• Exercise brief:
How many lines of these entries hold the string "post"? Reply with the number alone.

##############################

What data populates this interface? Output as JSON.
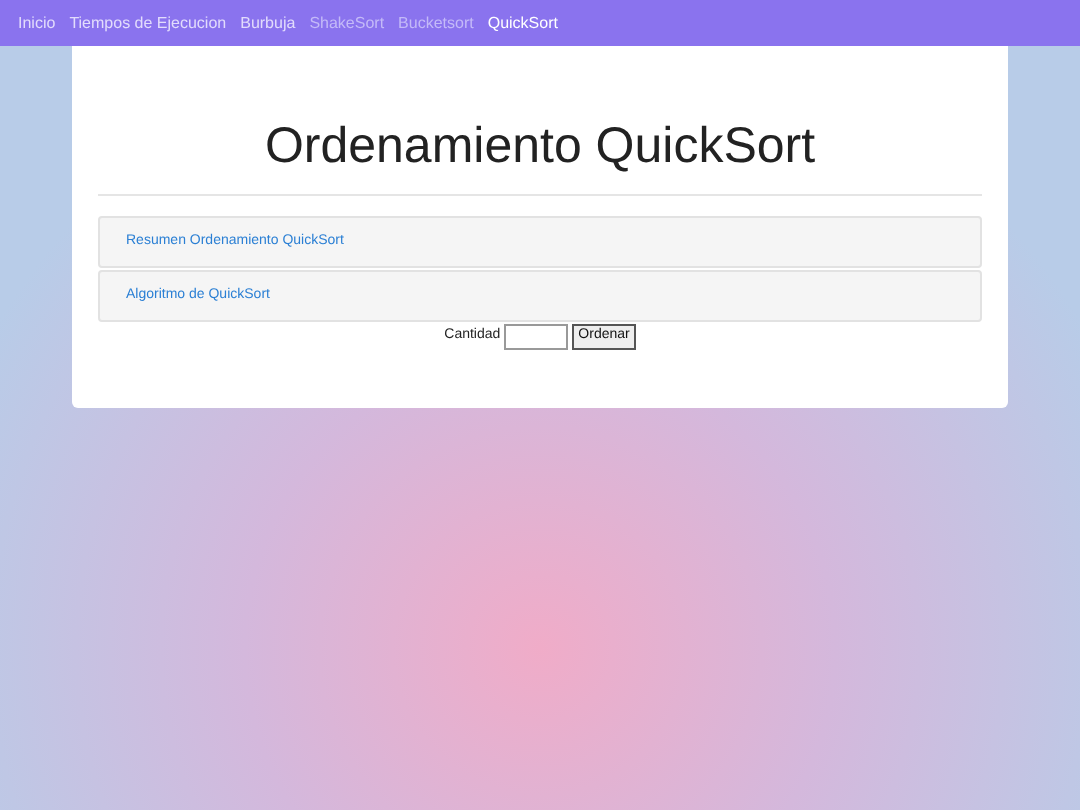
{
  "nav": {
    "items": [
      {
        "label": "Inicio",
        "selected": false,
        "disabled": false
      },
      {
        "label": "Tiempos de Ejecucion",
        "selected": false,
        "disabled": false
      },
      {
        "label": "Burbuja",
        "selected": false,
        "disabled": false
      },
      {
        "label": "ShakeSort",
        "selected": false,
        "disabled": true
      },
      {
        "label": "Bucketsort",
        "selected": false,
        "disabled": true
      },
      {
        "label": "QuickSort",
        "selected": true,
        "disabled": false
      }
    ]
  },
  "title": "Ordenamiento QuickSort",
  "panels": [
    {
      "label": "Resumen Ordenamiento QuickSort"
    },
    {
      "label": "Algoritmo de QuickSort"
    }
  ],
  "form": {
    "label": "Cantidad",
    "button": "Ordenar"
  }
}
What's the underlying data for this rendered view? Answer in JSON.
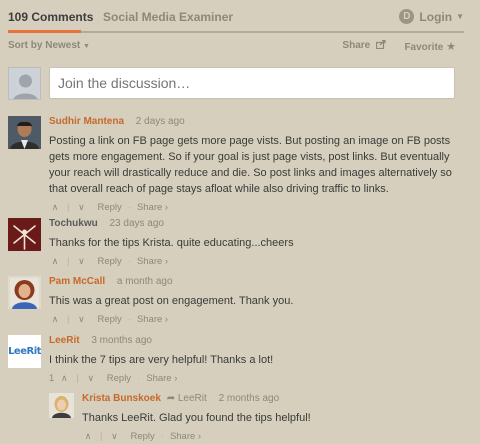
{
  "header": {
    "comments_tab": "109 Comments",
    "forum_tab": "Social Media Examiner",
    "login": "Login"
  },
  "sortbar": {
    "sort": "Sort by Newest",
    "share": "Share",
    "favorite": "Favorite"
  },
  "composer": {
    "placeholder": "Join the discussion…"
  },
  "comments": [
    {
      "author": "Sudhir Mantena",
      "time": "2 days ago",
      "text": "Posting a link on FB page gets more page vists. But posting an image on FB posts gets more engagement. So if your goal is just page vists, post links. But eventually your reach will drastically reduce and die. So post links and images alternatively so that overall reach of page stays afloat while also driving traffic to links.",
      "reply": "Reply",
      "share": "Share ›"
    },
    {
      "author": "Tochukwu",
      "time": "23 days ago",
      "text": "Thanks for the tips Krista. quite educating...cheers",
      "reply": "Reply",
      "share": "Share ›"
    },
    {
      "author": "Pam McCall",
      "time": "a month ago",
      "text": "This was a great post on engagement. Thank you.",
      "reply": "Reply",
      "share": "Share ›"
    },
    {
      "author": "LeeRit",
      "time": "3 months ago",
      "text": "I think the 7 tips are very helpful! Thanks a lot!",
      "votes": "1",
      "reply": "Reply",
      "share": "Share ›",
      "avatar_text": "LeeRit"
    },
    {
      "author": "Krista Bunskoek",
      "reply_to": "LeeRit",
      "time": "2 months ago",
      "text": "Thanks LeeRit. Glad you found the tips helpful!",
      "reply": "Reply",
      "share": "Share ›"
    }
  ],
  "icons": {
    "disqus": "disqus-icon",
    "share": "share-icon",
    "favorite": "star-icon"
  },
  "colors": {
    "background": "#d6cfbd",
    "accent": "#e8743b",
    "author": "#c6692b"
  }
}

##############################

• Response to this task:
2